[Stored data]
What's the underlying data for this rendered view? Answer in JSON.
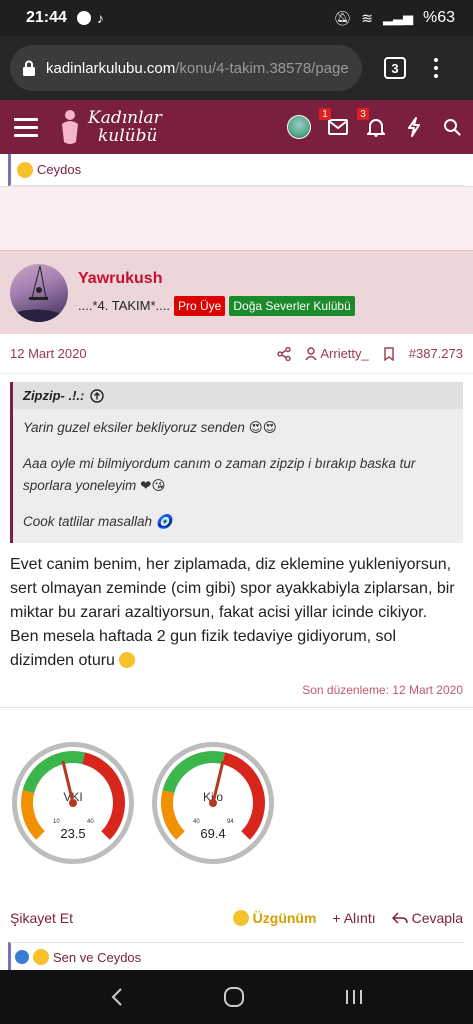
{
  "status": {
    "time": "21:44",
    "battery": "%63"
  },
  "browser": {
    "url_host": "kadinlarkulubu.com",
    "url_path": "/konu/4-takim.38578/page",
    "tab_count": "3"
  },
  "site": {
    "logo_line1": "Kadınlar",
    "logo_line2": "kulübü",
    "badges": {
      "messages": "1",
      "alerts": "3"
    }
  },
  "prev_post": {
    "reactions_text": "Ceydos"
  },
  "post": {
    "author": "Yawrukush",
    "title": "....*4. TAKIM*....",
    "tag_pro": "Pro Üye",
    "tag_club": "Doğa Severler Kulübü",
    "date": "12 Mart 2020",
    "reply_to": "Arrietty_",
    "post_number": "#387.273",
    "quote": {
      "author": "Zipzip- .!.:",
      "line1": "Yarin guzel eksiler bekliyoruz senden",
      "line2": "Aaa oyle mi bilmiyordum canım o zaman zipzip i bırakıp baska tur sporlara yoneleyim",
      "line3": "Cook tatlilar masallah"
    },
    "body_p1": "Evet canim benim, her ziplamada, diz eklemine yukleniyorsun, sert olmayan zeminde (cim gibi) spor ayakkabiyla ziplarsan, bir miktar bu zarari azaltiyorsun, fakat acisi yillar icinde cikiyor.",
    "body_p2": "Ben mesela haftada 2 gun fizik tedaviye gidiyorum, sol dizimden oturu",
    "edited": "Son düzenleme: 12 Mart 2020",
    "gauges": [
      {
        "label": "VKI",
        "value": "23.5",
        "min": "10",
        "max": "40",
        "fraction": 0.45
      },
      {
        "label": "Kilo",
        "value": "69.4",
        "min": "40",
        "max": "94",
        "fraction": 0.55
      }
    ],
    "actions": {
      "report": "Şikayet Et",
      "reaction": "Üzgünüm",
      "quote": "+ Alıntı",
      "reply": "Cevapla"
    },
    "reactions_text": "Sen ve Ceydos"
  }
}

## Your goal:
Report how many lines hold the string "Mart", giving the number and nothing else.

## Response:
2